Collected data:
================

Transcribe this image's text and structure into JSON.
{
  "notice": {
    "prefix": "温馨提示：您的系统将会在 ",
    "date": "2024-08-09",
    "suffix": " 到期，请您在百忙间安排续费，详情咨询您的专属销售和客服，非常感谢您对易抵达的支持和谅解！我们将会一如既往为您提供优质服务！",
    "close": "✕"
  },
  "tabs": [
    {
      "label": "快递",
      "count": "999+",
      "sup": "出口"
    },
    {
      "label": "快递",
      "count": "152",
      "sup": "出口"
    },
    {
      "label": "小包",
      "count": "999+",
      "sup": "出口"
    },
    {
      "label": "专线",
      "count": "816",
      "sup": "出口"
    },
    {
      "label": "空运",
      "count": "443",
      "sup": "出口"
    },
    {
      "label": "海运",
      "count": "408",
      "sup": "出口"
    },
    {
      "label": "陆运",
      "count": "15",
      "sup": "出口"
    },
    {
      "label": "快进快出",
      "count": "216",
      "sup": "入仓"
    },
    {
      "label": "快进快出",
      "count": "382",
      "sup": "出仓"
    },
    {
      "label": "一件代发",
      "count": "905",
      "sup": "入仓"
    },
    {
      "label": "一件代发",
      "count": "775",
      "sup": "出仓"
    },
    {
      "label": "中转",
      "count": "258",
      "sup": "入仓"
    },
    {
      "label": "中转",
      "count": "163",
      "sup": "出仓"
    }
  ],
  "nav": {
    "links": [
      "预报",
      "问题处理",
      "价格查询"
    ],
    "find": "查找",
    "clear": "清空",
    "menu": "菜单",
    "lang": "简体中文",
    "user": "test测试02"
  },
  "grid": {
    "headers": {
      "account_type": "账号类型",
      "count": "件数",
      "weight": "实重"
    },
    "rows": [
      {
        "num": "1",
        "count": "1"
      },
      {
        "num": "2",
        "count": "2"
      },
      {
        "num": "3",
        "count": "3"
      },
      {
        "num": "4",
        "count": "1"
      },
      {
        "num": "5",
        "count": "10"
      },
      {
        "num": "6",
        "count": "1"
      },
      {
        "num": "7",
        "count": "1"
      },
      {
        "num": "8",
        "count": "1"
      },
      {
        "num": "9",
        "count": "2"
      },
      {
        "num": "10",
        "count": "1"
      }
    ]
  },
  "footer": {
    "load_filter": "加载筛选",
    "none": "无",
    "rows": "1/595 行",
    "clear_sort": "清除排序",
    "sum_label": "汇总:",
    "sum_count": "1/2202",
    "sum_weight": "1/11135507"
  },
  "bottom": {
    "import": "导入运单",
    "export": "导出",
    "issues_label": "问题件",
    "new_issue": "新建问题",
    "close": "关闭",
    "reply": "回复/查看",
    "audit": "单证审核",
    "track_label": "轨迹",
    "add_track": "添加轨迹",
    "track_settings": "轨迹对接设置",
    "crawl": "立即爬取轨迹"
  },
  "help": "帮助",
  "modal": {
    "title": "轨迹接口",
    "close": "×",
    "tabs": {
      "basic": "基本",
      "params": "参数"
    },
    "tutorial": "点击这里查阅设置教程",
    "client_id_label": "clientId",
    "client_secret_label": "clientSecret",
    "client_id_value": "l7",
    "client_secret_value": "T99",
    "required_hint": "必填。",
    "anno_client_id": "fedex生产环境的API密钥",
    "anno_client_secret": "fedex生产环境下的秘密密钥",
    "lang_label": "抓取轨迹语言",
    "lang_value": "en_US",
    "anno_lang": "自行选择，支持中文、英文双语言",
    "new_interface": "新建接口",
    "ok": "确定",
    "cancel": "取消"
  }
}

================

TASK TO COMPLETE: Go through the records and print each one exactly.

ANSWER TO THIS EXERCISE:
Transcribe this image's text and structure into JSON.
{
  "notice": {
    "prefix": "温馨提示：您的系统将会在 ",
    "date": "2024-08-09",
    "suffix": " 到期，请您在百忙间安排续费，详情咨询您的专属销售和客服，非常感谢您对易抵达的支持和谅解！我们将会一如既往为您提供优质服务！",
    "close": "✕"
  },
  "tabs": [
    {
      "label": "快递",
      "count": "999+",
      "sup": "出口"
    },
    {
      "label": "快递",
      "count": "152",
      "sup": "出口"
    },
    {
      "label": "小包",
      "count": "999+",
      "sup": "出口"
    },
    {
      "label": "专线",
      "count": "816",
      "sup": "出口"
    },
    {
      "label": "空运",
      "count": "443",
      "sup": "出口"
    },
    {
      "label": "海运",
      "count": "408",
      "sup": "出口"
    },
    {
      "label": "陆运",
      "count": "15",
      "sup": "出口"
    },
    {
      "label": "快进快出",
      "count": "216",
      "sup": "入仓"
    },
    {
      "label": "快进快出",
      "count": "382",
      "sup": "出仓"
    },
    {
      "label": "一件代发",
      "count": "905",
      "sup": "入仓"
    },
    {
      "label": "一件代发",
      "count": "775",
      "sup": "出仓"
    },
    {
      "label": "中转",
      "count": "258",
      "sup": "入仓"
    },
    {
      "label": "中转",
      "count": "163",
      "sup": "出仓"
    }
  ],
  "nav": {
    "links": [
      "预报",
      "问题处理",
      "价格查询"
    ],
    "find": "查找",
    "clear": "清空",
    "menu": "菜单",
    "lang": "简体中文",
    "user": "test测试02"
  },
  "grid": {
    "headers": {
      "account_type": "账号类型",
      "count": "件数",
      "weight": "实重"
    },
    "rows": [
      {
        "num": "1",
        "count": "1"
      },
      {
        "num": "2",
        "count": "2"
      },
      {
        "num": "3",
        "count": "3"
      },
      {
        "num": "4",
        "count": "1"
      },
      {
        "num": "5",
        "count": "10"
      },
      {
        "num": "6",
        "count": "1"
      },
      {
        "num": "7",
        "count": "1"
      },
      {
        "num": "8",
        "count": "1"
      },
      {
        "num": "9",
        "count": "2"
      },
      {
        "num": "10",
        "count": "1"
      }
    ]
  },
  "footer": {
    "load_filter": "加载筛选",
    "none": "无",
    "rows": "1/595 行",
    "clear_sort": "清除排序",
    "sum_label": "汇总:",
    "sum_count": "1/2202",
    "sum_weight": "1/11135507"
  },
  "bottom": {
    "import": "导入运单",
    "export": "导出",
    "issues_label": "问题件",
    "new_issue": "新建问题",
    "close": "关闭",
    "reply": "回复/查看",
    "audit": "单证审核",
    "track_label": "轨迹",
    "add_track": "添加轨迹",
    "track_settings": "轨迹对接设置",
    "crawl": "立即爬取轨迹"
  },
  "help": "帮助",
  "modal": {
    "title": "轨迹接口",
    "close": "×",
    "tabs": {
      "basic": "基本",
      "params": "参数"
    },
    "tutorial": "点击这里查阅设置教程",
    "client_id_label": "clientId",
    "client_secret_label": "clientSecret",
    "client_id_value": "l7",
    "client_secret_value": "T99",
    "required_hint": "必填。",
    "anno_client_id": "fedex生产环境的API密钥",
    "anno_client_secret": "fedex生产环境下的秘密密钥",
    "lang_label": "抓取轨迹语言",
    "lang_value": "en_US",
    "anno_lang": "自行选择，支持中文、英文双语言",
    "new_interface": "新建接口",
    "ok": "确定",
    "cancel": "取消"
  }
}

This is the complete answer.